Problem to solve:
Copy each line below that includes "title".
★ ★ ★ ★ ★
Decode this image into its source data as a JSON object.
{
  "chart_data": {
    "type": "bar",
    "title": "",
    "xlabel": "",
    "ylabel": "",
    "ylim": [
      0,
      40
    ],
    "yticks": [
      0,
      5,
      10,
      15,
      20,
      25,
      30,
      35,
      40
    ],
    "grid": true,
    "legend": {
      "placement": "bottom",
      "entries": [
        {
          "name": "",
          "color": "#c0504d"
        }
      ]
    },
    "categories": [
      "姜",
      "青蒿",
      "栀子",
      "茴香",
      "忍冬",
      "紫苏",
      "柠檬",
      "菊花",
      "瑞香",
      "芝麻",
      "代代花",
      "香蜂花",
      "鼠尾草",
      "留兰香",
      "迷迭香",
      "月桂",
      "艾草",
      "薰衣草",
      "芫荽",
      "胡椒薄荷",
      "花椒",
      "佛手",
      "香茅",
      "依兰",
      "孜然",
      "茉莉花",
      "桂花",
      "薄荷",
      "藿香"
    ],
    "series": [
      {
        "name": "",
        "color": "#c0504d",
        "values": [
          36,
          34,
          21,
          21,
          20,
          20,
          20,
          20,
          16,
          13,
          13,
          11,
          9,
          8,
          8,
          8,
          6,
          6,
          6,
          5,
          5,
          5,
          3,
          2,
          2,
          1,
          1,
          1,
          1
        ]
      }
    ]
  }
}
★ ★ ★ ★ ★
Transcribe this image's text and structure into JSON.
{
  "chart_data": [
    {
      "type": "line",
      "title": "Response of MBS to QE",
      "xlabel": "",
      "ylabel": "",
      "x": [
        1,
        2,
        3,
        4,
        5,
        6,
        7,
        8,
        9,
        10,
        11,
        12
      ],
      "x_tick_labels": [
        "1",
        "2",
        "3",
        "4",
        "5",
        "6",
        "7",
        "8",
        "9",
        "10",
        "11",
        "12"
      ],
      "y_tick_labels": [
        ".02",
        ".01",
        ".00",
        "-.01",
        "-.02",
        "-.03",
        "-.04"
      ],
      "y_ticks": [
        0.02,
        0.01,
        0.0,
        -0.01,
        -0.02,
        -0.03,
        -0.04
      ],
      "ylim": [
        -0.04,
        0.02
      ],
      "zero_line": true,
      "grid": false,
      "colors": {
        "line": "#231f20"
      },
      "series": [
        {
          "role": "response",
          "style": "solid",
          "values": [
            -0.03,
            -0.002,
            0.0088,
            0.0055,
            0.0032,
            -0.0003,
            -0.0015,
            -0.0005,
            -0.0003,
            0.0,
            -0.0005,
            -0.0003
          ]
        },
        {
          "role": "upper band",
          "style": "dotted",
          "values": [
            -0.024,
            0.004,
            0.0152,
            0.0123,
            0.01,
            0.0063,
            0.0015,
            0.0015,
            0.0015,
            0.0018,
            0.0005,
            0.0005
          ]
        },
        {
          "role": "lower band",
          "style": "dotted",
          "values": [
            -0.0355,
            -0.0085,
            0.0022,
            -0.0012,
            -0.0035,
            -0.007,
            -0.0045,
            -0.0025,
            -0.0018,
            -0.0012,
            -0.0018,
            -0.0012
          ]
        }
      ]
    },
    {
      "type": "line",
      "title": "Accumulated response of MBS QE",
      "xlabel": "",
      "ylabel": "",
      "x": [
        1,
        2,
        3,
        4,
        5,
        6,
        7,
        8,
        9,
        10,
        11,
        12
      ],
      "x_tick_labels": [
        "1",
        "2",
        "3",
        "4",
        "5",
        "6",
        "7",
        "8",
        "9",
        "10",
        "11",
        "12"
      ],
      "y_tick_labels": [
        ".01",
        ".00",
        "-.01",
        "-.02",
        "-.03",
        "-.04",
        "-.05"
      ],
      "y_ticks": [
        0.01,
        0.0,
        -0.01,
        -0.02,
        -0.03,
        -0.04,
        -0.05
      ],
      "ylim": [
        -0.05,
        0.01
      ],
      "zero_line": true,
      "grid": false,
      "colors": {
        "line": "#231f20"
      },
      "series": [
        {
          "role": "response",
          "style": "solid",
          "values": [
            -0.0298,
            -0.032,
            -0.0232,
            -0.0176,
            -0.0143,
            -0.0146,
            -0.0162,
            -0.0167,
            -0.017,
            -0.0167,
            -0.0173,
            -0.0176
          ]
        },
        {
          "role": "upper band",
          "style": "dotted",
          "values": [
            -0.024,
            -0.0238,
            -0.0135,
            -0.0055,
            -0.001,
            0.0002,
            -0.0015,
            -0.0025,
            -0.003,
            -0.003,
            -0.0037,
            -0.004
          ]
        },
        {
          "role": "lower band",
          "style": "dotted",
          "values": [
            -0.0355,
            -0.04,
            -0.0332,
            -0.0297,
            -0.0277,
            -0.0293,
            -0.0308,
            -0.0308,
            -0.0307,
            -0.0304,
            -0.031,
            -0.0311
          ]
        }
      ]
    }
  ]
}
★ ★ ★ ★ ★
Output for this exercise:
    "title": "",
      "title": "Response of MBS to QE",
      "title": "Accumulated response of MBS QE",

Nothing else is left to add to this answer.